WHAT IS NEEDED
In the entries below, find every line holding the string "processes" and collect it.

INPUT DATA
= Beginning of Section =
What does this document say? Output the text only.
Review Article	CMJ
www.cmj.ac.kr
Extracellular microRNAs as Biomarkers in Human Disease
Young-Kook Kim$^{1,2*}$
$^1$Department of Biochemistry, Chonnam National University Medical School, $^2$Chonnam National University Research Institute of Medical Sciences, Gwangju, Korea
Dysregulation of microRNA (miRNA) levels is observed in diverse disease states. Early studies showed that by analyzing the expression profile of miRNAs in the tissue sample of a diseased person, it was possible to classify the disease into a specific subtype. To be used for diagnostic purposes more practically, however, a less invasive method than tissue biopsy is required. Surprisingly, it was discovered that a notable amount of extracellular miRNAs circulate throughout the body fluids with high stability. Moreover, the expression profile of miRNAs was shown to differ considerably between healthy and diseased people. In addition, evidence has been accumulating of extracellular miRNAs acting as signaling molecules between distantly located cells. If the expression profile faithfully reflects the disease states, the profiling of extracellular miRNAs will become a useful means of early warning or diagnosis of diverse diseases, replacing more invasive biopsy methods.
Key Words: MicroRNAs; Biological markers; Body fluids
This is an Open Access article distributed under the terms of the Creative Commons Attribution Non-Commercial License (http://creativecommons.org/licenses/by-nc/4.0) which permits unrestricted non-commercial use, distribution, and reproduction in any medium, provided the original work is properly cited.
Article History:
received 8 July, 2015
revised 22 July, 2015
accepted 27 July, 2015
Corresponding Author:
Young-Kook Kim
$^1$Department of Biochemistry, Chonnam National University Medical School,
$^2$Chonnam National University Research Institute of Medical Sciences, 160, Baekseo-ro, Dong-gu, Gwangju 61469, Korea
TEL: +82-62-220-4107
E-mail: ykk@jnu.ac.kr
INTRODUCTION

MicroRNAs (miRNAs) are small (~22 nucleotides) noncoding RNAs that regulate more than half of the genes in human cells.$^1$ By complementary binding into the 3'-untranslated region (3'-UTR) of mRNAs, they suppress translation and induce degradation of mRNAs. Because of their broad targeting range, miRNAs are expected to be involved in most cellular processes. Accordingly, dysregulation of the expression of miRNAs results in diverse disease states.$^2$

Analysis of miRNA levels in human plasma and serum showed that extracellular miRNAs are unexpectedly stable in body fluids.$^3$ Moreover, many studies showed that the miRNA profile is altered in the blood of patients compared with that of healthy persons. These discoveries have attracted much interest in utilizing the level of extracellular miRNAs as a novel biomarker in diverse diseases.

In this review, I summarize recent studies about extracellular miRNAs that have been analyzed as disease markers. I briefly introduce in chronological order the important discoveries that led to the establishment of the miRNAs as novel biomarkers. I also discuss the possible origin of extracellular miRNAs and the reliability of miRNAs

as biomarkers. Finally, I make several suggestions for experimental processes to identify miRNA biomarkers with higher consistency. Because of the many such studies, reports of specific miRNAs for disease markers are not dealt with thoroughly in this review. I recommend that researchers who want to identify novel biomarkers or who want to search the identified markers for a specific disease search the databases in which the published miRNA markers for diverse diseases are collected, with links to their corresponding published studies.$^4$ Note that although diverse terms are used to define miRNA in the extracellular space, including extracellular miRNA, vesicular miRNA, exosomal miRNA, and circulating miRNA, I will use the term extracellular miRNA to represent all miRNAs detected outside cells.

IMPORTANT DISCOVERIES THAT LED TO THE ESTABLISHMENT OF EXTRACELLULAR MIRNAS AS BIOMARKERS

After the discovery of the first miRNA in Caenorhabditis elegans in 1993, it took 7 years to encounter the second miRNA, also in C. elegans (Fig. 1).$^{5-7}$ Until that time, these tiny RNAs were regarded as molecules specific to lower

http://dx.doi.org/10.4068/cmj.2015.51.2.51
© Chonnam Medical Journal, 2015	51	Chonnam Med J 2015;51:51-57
= End of Section =
= Beginning of Section =
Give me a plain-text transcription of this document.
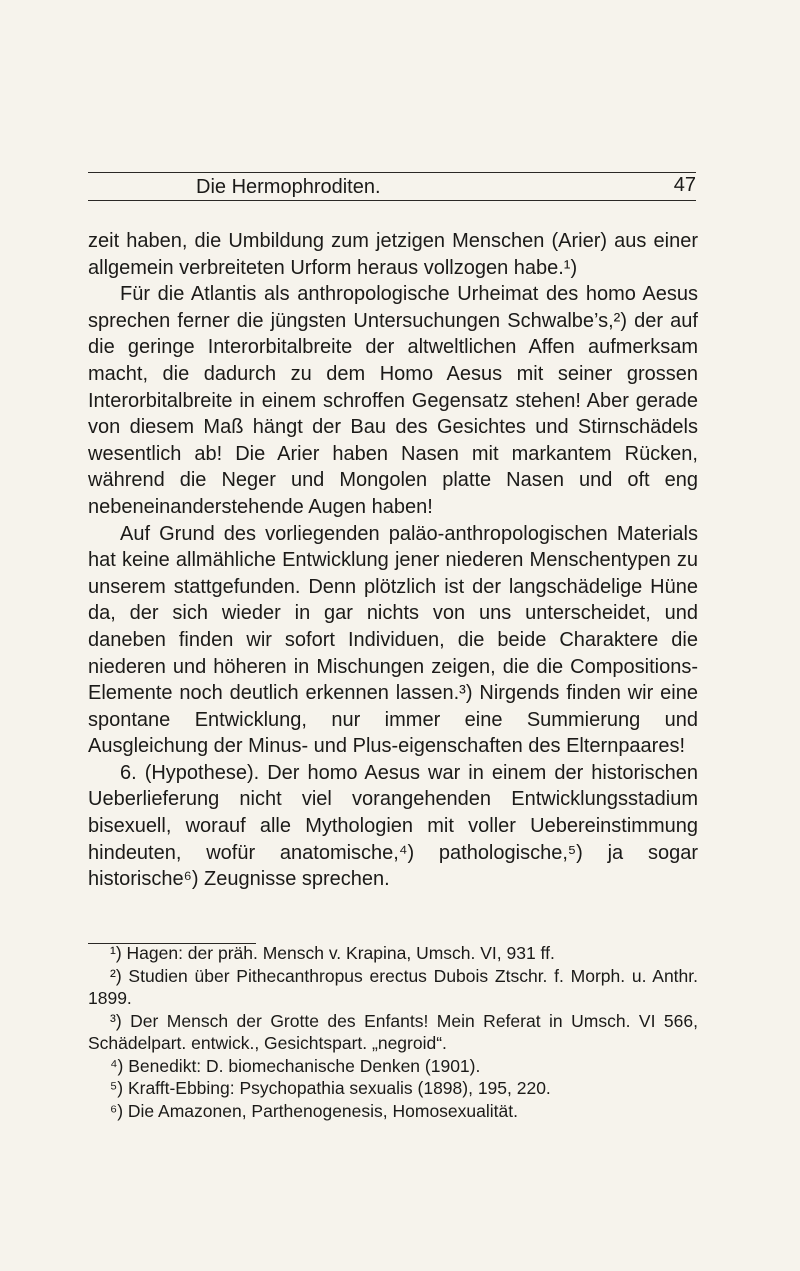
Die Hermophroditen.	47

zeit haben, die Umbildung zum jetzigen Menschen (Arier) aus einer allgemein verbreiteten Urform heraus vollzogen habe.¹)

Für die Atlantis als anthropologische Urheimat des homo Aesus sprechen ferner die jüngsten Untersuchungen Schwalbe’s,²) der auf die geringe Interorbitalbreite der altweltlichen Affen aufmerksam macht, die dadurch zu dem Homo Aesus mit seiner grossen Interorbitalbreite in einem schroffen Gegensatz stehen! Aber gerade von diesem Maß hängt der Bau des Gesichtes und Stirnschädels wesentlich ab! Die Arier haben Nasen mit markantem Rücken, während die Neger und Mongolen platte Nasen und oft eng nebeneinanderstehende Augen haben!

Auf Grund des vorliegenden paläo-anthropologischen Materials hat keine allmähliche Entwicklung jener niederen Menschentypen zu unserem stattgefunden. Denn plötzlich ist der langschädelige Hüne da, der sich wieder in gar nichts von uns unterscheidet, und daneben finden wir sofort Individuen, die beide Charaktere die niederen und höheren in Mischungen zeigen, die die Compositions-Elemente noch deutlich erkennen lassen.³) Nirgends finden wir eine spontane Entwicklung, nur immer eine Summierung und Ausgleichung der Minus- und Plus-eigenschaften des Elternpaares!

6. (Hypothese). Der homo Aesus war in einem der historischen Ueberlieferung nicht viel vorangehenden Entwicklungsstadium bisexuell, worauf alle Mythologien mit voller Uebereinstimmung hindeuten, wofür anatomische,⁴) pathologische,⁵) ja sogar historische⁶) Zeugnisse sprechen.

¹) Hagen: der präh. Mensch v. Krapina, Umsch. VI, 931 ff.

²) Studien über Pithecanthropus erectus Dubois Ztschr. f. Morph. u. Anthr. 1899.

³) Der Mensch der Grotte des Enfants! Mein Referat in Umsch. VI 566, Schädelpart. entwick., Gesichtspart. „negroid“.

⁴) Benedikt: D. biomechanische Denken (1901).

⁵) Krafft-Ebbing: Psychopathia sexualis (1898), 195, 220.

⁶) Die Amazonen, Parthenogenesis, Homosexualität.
= End of Section =
TASK RESPONSE
MicroRNAs (miRNAs) are small (~22 nucleotides) noncoding RNAs that regulate more than half of the genes in human cells.$^1$ By complementary binding into the 3'-untranslated region (3'-UTR) of mRNAs, they suppress translation and induce degradation of mRNAs. Because of their broad targeting range, miRNAs are expected to be involved in most cellular processes. Accordingly, dysregulation of the expression of miRNAs results in diverse disease states.$^2$
as biomarkers. Finally, I make several suggestions for experimental processes to identify miRNA biomarkers with higher consistency. Because of the many such studies, reports of specific miRNAs for disease markers are not dealt with thoroughly in this review. I recommend that researchers who want to identify novel biomarkers or who want to search the identified markers for a specific disease search the databases in which the published miRNA markers for diverse diseases are collected, with links to their corresponding published studies.$^4$ Note that although diverse terms are used to define miRNA in the extracellular space, including extracellular miRNA, vesicular miRNA, exosomal miRNA, and circulating miRNA, I will use the term extracellular miRNA to represent all miRNAs detected outside cells.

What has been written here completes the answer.